# TASK REQUIREMENTS
Write the data out again exactly, with no pictures.

··· EXTRACTED MATERIAL ···

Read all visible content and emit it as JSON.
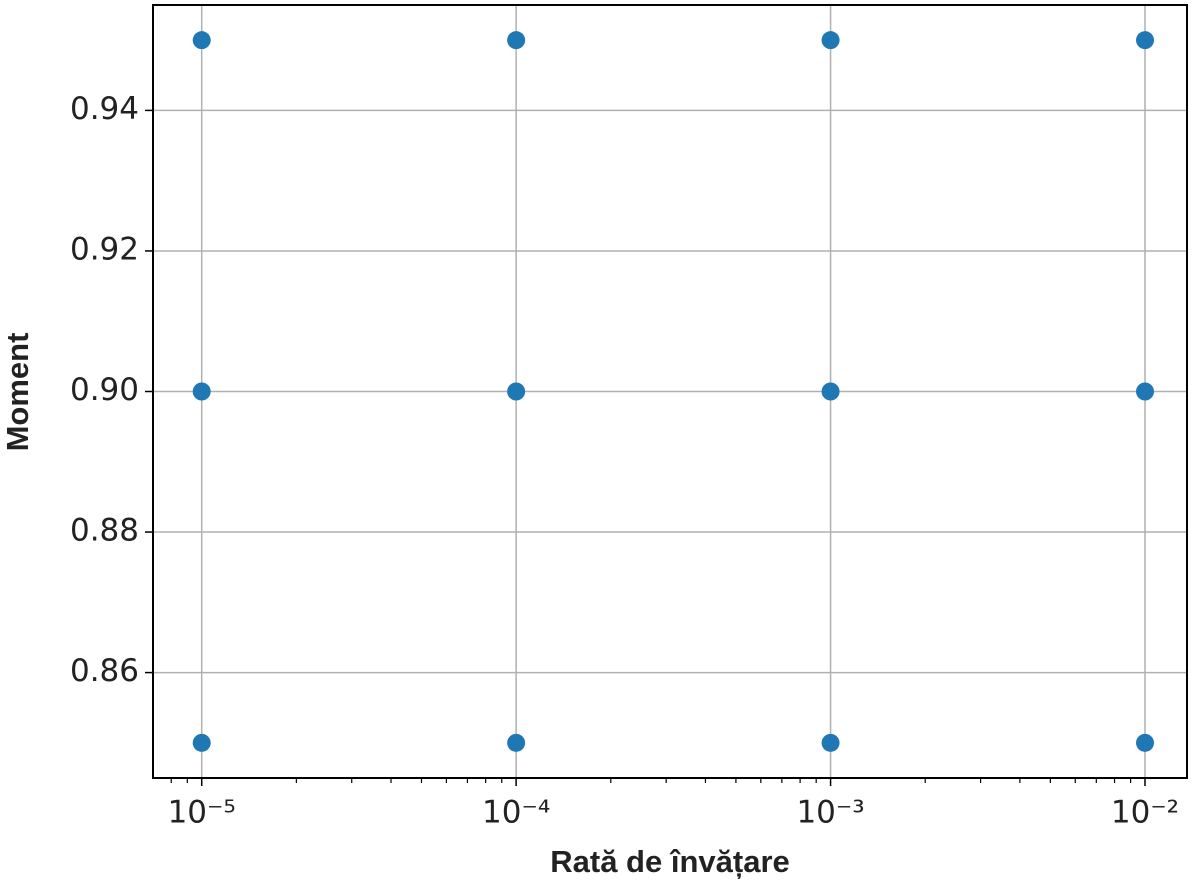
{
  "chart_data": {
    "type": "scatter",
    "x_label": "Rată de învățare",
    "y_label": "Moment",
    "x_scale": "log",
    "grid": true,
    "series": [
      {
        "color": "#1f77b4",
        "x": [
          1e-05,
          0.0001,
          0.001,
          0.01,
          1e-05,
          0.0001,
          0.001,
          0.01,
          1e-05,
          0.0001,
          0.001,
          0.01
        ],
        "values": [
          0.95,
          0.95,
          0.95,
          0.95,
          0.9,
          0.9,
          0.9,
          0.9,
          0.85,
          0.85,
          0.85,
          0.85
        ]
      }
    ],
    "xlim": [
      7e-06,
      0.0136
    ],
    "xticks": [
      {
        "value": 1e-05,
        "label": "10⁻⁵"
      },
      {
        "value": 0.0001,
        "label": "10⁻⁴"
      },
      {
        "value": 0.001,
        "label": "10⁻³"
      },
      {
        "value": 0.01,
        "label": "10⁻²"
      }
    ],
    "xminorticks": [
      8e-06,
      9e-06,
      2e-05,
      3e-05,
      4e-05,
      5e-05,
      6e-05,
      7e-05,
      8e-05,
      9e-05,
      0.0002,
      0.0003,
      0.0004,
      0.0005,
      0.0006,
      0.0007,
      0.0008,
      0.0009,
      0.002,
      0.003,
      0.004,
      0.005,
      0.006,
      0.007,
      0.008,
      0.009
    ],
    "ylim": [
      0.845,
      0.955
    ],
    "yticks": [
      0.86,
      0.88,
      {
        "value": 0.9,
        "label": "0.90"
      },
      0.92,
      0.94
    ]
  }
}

···

# TASK ANSWER
Read all visible content and emit it as JSON.
{
  "chart_data": {
    "type": "scatter",
    "x_label": "Rată de învățare",
    "y_label": "Moment",
    "x_scale": "log",
    "grid": true,
    "series": [
      {
        "color": "#1f77b4",
        "x": [
          1e-05,
          0.0001,
          0.001,
          0.01,
          1e-05,
          0.0001,
          0.001,
          0.01,
          1e-05,
          0.0001,
          0.001,
          0.01
        ],
        "values": [
          0.95,
          0.95,
          0.95,
          0.95,
          0.9,
          0.9,
          0.9,
          0.9,
          0.85,
          0.85,
          0.85,
          0.85
        ]
      }
    ],
    "xlim": [
      7e-06,
      0.0136
    ],
    "xticks": [
      {
        "value": 1e-05,
        "label": "10⁻⁵"
      },
      {
        "value": 0.0001,
        "label": "10⁻⁴"
      },
      {
        "value": 0.001,
        "label": "10⁻³"
      },
      {
        "value": 0.01,
        "label": "10⁻²"
      }
    ],
    "xminorticks": [
      8e-06,
      9e-06,
      2e-05,
      3e-05,
      4e-05,
      5e-05,
      6e-05,
      7e-05,
      8e-05,
      9e-05,
      0.0002,
      0.0003,
      0.0004,
      0.0005,
      0.0006,
      0.0007,
      0.0008,
      0.0009,
      0.002,
      0.003,
      0.004,
      0.005,
      0.006,
      0.007,
      0.008,
      0.009
    ],
    "ylim": [
      0.845,
      0.955
    ],
    "yticks": [
      0.86,
      0.88,
      {
        "value": 0.9,
        "label": "0.90"
      },
      0.92,
      0.94
    ]
  }
}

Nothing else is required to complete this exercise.